***** Raw records
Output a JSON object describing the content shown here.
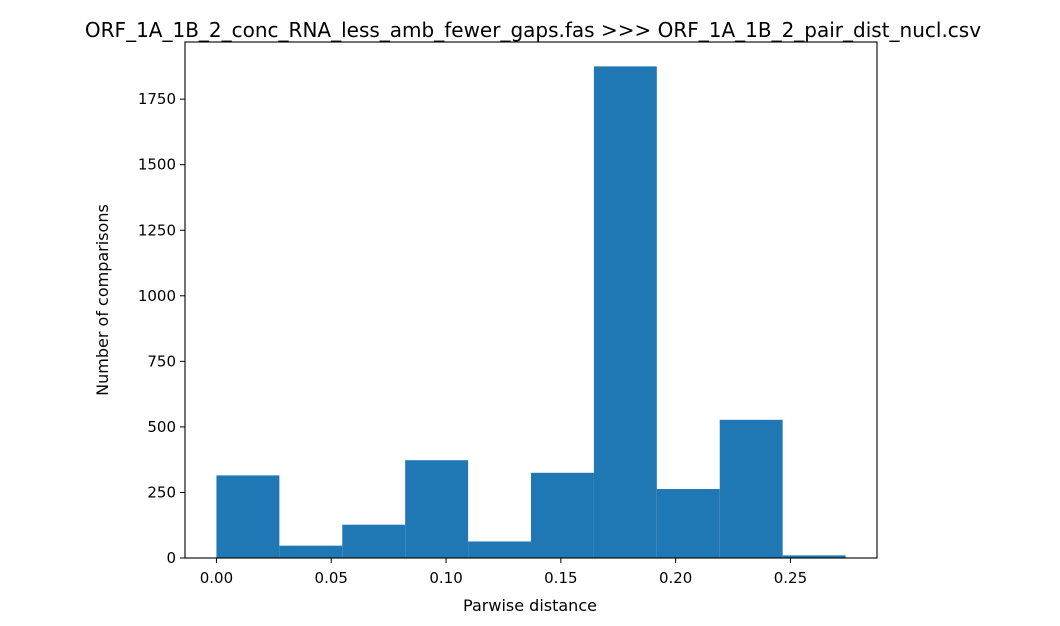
{
  "chart_data": {
    "type": "bar",
    "title": "ORF_1A_1B_2_conc_RNA_less_amb_fewer_gaps.fas >>> ORF_1A_1B_2_pair_dist_nucl.csv",
    "xlabel": "Parwise distance",
    "ylabel": "Number of comparisons",
    "xlim": [
      -0.0137,
      0.2877
    ],
    "ylim": [
      0,
      1968
    ],
    "x_ticks": [
      0.0,
      0.05,
      0.1,
      0.15,
      0.2,
      0.25
    ],
    "x_tick_labels": [
      "0.00",
      "0.05",
      "0.10",
      "0.15",
      "0.20",
      "0.25"
    ],
    "y_ticks": [
      0,
      250,
      500,
      750,
      1000,
      1250,
      1500,
      1750
    ],
    "y_tick_labels": [
      "0",
      "250",
      "500",
      "750",
      "1000",
      "1250",
      "1500",
      "1750"
    ],
    "bin_edges": [
      0.0,
      0.0274,
      0.0548,
      0.0822,
      0.1096,
      0.137,
      0.1644,
      0.1918,
      0.2192,
      0.2466,
      0.274
    ],
    "values": [
      315,
      47,
      127,
      373,
      63,
      325,
      1875,
      263,
      527,
      10
    ],
    "bar_color": "#1f77b4",
    "grid": false,
    "legend": false
  }
}
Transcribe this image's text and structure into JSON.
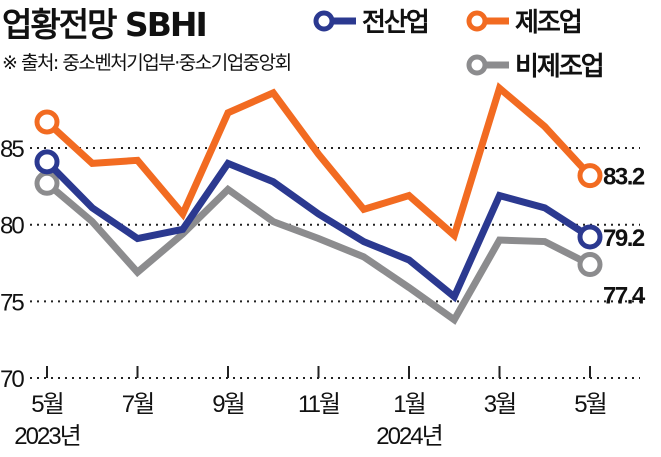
{
  "header": {
    "title": "업황전망 SBHI",
    "source": "※ 출처: 중소벤처기업부·중소기업중앙회"
  },
  "chart_data": {
    "type": "line",
    "title": "업황전망 SBHI",
    "x": [
      "2023-05",
      "2023-06",
      "2023-07",
      "2023-08",
      "2023-09",
      "2023-10",
      "2023-11",
      "2023-12",
      "2024-01",
      "2024-02",
      "2024-03",
      "2024-04",
      "2024-05"
    ],
    "xtick_labels": [
      "5월",
      "7월",
      "9월",
      "11월",
      "1월",
      "3월",
      "5월"
    ],
    "xtick_index": [
      0,
      2,
      4,
      6,
      8,
      10,
      12
    ],
    "year_labels": [
      {
        "label": "2023년",
        "index": 0
      },
      {
        "label": "2024년",
        "index": 8
      }
    ],
    "yticks": [
      "70",
      "75",
      "80",
      "85"
    ],
    "ytick_values": [
      70,
      75,
      80,
      85
    ],
    "ylim": [
      70,
      90
    ],
    "grid": true,
    "legend_position": "top-right",
    "series": [
      {
        "name": "전산업",
        "color": "#2b3990",
        "values": [
          84.1,
          81.1,
          79.1,
          79.7,
          84.0,
          82.8,
          80.7,
          78.9,
          77.7,
          75.3,
          81.9,
          81.1,
          79.2
        ],
        "end_label": "79.2"
      },
      {
        "name": "제조업",
        "color": "#f26b21",
        "values": [
          86.7,
          84.0,
          84.2,
          80.7,
          87.3,
          88.6,
          84.6,
          81.0,
          81.9,
          79.3,
          88.9,
          86.4,
          83.2
        ],
        "end_label": "83.2"
      },
      {
        "name": "비제조업",
        "color": "#8c8c8e",
        "values": [
          82.7,
          80.2,
          76.9,
          79.4,
          82.3,
          80.2,
          79.1,
          77.9,
          75.9,
          73.8,
          79.0,
          78.9,
          77.4
        ],
        "end_label": "77.4"
      }
    ]
  }
}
**********
**Written exercise:** Transcribe the listing in full and omit the pictures.

**Output below:**
Output a JSON object describing the content shown here.
{
  "chart_data": {
    "type": "bar",
    "title": "ORF_1A_1B_2_conc_RNA_less_amb_fewer_gaps.fas >>> ORF_1A_1B_2_pair_dist_nucl.csv",
    "xlabel": "Parwise distance",
    "ylabel": "Number of comparisons",
    "xlim": [
      -0.0137,
      0.2877
    ],
    "ylim": [
      0,
      1968
    ],
    "x_ticks": [
      0.0,
      0.05,
      0.1,
      0.15,
      0.2,
      0.25
    ],
    "x_tick_labels": [
      "0.00",
      "0.05",
      "0.10",
      "0.15",
      "0.20",
      "0.25"
    ],
    "y_ticks": [
      0,
      250,
      500,
      750,
      1000,
      1250,
      1500,
      1750
    ],
    "y_tick_labels": [
      "0",
      "250",
      "500",
      "750",
      "1000",
      "1250",
      "1500",
      "1750"
    ],
    "bin_edges": [
      0.0,
      0.0274,
      0.0548,
      0.0822,
      0.1096,
      0.137,
      0.1644,
      0.1918,
      0.2192,
      0.2466,
      0.274
    ],
    "values": [
      315,
      47,
      127,
      373,
      63,
      325,
      1875,
      263,
      527,
      10
    ],
    "bar_color": "#1f77b4",
    "grid": false,
    "legend": false
  }
}
Transcribe this image's text and structure into JSON.
{
  "header": {
    "title": "업황전망 SBHI",
    "source": "※ 출처: 중소벤처기업부·중소기업중앙회"
  },
  "chart_data": {
    "type": "line",
    "title": "업황전망 SBHI",
    "x": [
      "2023-05",
      "2023-06",
      "2023-07",
      "2023-08",
      "2023-09",
      "2023-10",
      "2023-11",
      "2023-12",
      "2024-01",
      "2024-02",
      "2024-03",
      "2024-04",
      "2024-05"
    ],
    "xtick_labels": [
      "5월",
      "7월",
      "9월",
      "11월",
      "1월",
      "3월",
      "5월"
    ],
    "xtick_index": [
      0,
      2,
      4,
      6,
      8,
      10,
      12
    ],
    "year_labels": [
      {
        "label": "2023년",
        "index": 0
      },
      {
        "label": "2024년",
        "index": 8
      }
    ],
    "yticks": [
      "70",
      "75",
      "80",
      "85"
    ],
    "ytick_values": [
      70,
      75,
      80,
      85
    ],
    "ylim": [
      70,
      90
    ],
    "grid": true,
    "legend_position": "top-right",
    "series": [
      {
        "name": "전산업",
        "color": "#2b3990",
        "values": [
          84.1,
          81.1,
          79.1,
          79.7,
          84.0,
          82.8,
          80.7,
          78.9,
          77.7,
          75.3,
          81.9,
          81.1,
          79.2
        ],
        "end_label": "79.2"
      },
      {
        "name": "제조업",
        "color": "#f26b21",
        "values": [
          86.7,
          84.0,
          84.2,
          80.7,
          87.3,
          88.6,
          84.6,
          81.0,
          81.9,
          79.3,
          88.9,
          86.4,
          83.2
        ],
        "end_label": "83.2"
      },
      {
        "name": "비제조업",
        "color": "#8c8c8e",
        "values": [
          82.7,
          80.2,
          76.9,
          79.4,
          82.3,
          80.2,
          79.1,
          77.9,
          75.9,
          73.8,
          79.0,
          78.9,
          77.4
        ],
        "end_label": "77.4"
      }
    ]
  }
}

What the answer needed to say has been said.